Identify every line containing the word "your" and reproduce each one.

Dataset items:

[Begin]

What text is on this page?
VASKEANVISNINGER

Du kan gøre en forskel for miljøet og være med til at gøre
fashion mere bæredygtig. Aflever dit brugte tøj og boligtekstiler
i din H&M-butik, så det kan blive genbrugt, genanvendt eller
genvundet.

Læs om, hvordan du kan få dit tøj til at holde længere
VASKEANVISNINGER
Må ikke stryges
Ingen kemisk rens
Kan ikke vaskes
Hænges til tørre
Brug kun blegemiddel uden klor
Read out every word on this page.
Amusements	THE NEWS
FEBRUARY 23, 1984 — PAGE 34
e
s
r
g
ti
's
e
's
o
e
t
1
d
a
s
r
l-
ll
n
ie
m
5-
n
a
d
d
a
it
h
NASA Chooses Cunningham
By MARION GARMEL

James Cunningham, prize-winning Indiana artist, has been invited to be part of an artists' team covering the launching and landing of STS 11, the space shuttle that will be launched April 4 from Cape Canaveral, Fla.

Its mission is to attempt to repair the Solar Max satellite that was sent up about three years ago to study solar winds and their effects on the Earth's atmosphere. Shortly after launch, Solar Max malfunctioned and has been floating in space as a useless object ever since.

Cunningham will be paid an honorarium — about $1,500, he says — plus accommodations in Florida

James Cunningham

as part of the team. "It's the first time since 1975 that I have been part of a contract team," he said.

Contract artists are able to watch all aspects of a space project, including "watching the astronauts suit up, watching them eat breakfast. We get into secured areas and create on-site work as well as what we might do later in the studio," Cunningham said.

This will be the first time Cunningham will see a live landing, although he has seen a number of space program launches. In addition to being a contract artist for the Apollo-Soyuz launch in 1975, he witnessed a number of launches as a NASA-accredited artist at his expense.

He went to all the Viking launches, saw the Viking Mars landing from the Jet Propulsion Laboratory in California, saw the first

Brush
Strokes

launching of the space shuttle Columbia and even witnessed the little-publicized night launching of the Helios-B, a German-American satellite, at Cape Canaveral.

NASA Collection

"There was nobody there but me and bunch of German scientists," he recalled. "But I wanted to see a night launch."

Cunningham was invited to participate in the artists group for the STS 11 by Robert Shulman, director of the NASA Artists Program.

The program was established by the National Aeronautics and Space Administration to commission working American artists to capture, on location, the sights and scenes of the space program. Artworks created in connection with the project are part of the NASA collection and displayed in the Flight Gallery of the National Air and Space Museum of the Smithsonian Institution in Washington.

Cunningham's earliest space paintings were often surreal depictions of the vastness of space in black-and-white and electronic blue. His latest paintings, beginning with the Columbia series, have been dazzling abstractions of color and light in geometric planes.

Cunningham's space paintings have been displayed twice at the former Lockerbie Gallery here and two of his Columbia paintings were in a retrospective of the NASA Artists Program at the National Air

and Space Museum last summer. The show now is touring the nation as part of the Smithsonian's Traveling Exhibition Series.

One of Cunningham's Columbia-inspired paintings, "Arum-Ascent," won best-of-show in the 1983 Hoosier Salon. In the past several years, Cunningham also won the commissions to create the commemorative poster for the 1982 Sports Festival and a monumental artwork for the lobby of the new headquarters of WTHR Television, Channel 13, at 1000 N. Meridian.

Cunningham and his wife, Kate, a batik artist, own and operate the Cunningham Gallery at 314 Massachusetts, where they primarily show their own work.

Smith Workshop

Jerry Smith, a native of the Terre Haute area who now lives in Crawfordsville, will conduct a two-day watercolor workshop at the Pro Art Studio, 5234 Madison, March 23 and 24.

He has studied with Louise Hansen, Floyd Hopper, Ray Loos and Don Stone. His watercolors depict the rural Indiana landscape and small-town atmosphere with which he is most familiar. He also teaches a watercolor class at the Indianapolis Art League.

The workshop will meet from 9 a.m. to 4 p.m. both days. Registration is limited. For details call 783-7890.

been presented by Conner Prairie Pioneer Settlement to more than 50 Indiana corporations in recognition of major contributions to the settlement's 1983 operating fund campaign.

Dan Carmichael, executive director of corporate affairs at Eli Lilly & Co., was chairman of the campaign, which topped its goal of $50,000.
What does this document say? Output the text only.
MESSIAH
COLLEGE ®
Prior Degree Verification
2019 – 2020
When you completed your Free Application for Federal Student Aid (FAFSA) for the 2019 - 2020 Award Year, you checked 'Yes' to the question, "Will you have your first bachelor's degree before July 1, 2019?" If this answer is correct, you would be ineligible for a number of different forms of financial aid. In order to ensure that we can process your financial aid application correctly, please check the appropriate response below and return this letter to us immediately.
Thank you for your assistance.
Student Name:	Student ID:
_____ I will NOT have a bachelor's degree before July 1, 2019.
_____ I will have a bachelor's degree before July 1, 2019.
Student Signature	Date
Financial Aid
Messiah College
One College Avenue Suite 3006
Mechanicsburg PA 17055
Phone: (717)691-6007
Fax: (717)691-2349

[End]
[Begin]

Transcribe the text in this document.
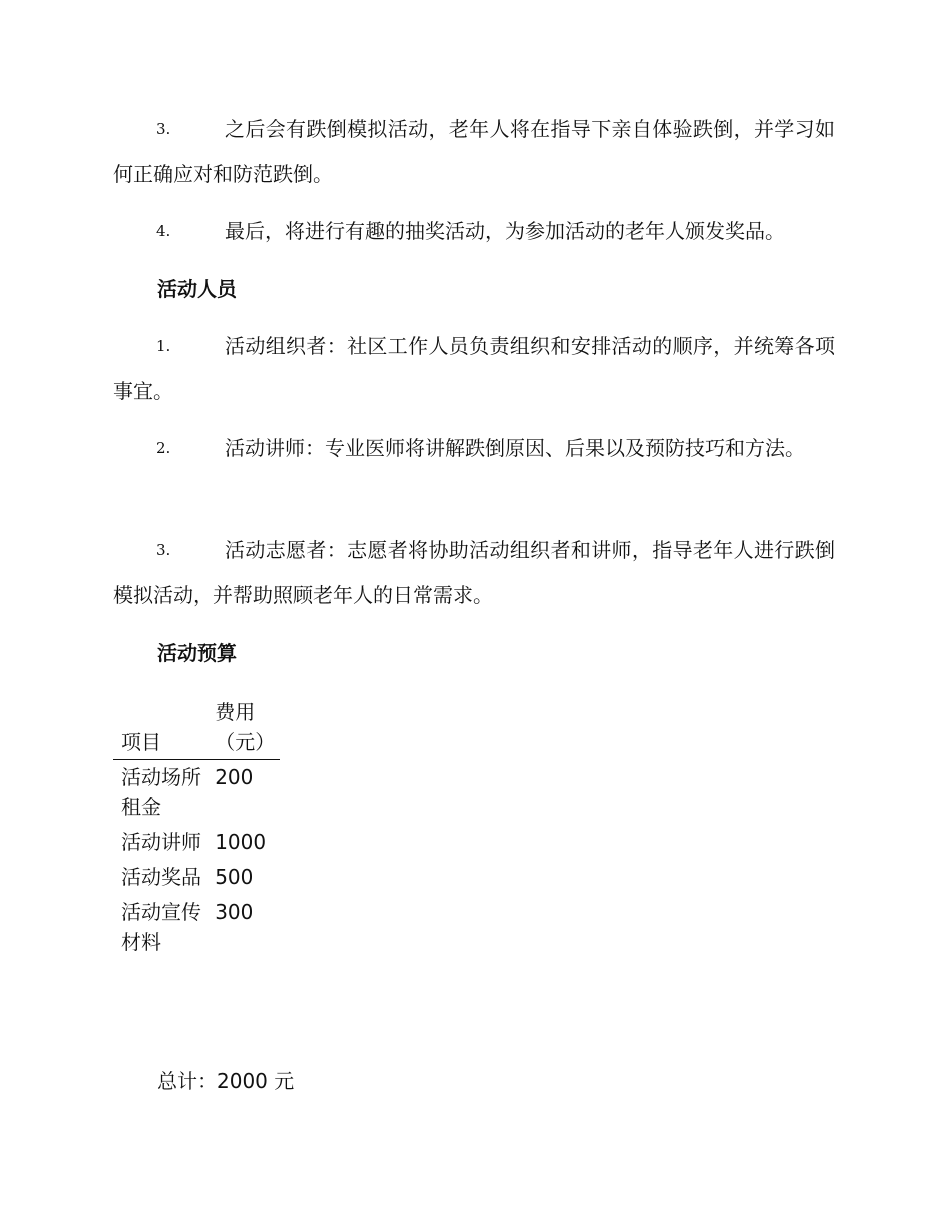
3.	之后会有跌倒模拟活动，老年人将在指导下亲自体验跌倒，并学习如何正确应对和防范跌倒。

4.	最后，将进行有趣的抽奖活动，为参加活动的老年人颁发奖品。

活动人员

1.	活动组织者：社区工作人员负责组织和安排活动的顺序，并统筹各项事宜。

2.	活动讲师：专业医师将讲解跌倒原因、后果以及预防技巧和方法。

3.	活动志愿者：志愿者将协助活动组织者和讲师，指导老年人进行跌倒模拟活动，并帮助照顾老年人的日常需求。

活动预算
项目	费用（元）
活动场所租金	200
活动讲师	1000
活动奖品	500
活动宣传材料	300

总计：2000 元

[End]
[Begin]

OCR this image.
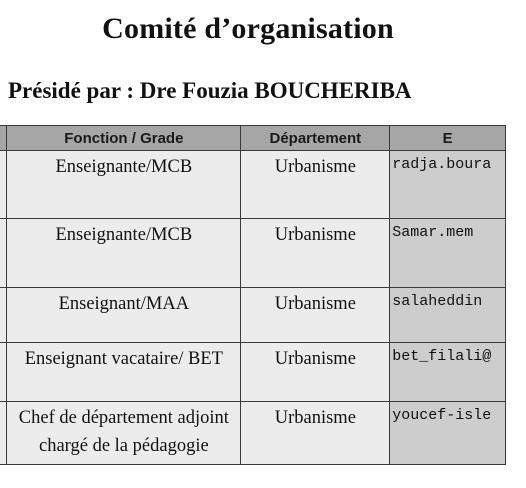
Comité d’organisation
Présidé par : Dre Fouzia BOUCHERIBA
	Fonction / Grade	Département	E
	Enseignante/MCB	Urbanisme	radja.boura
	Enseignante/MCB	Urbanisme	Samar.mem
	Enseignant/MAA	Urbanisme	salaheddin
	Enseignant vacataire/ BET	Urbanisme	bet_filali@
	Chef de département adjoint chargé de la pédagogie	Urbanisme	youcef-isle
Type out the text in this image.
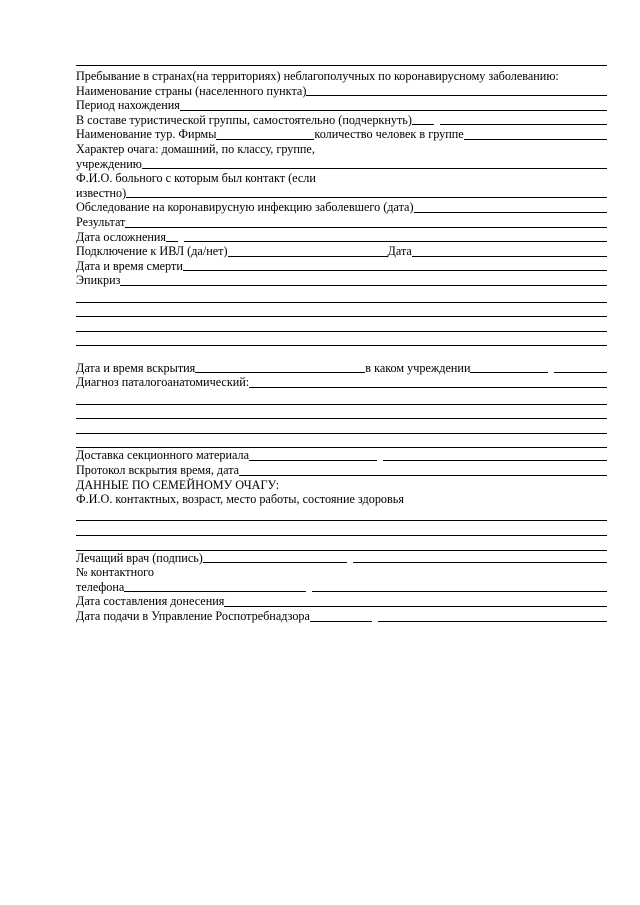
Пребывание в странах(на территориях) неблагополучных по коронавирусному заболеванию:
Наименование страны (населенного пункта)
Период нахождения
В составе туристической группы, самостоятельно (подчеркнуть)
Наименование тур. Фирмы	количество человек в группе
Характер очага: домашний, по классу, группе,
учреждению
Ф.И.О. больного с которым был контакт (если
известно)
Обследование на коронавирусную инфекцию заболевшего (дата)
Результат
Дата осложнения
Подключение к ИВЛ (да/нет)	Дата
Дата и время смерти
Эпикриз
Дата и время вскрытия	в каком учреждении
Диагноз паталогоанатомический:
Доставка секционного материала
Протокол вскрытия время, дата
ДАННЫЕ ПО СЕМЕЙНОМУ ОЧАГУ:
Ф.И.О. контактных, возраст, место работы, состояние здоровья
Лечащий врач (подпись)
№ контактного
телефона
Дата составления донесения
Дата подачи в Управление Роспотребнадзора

[End]

■ Correct output
When you completed your Free Application for Federal Student Aid (FAFSA) for the 2019 - 2020 Award Year, you checked 'Yes' to the question, "Will you have your first bachelor's degree before July 1, 2019?" If this answer is correct, you would be ineligible for a number of different forms of financial aid. In order to ensure that we can process your financial aid application correctly, please check the appropriate response below and return this letter to us immediately.
Thank you for your assistance.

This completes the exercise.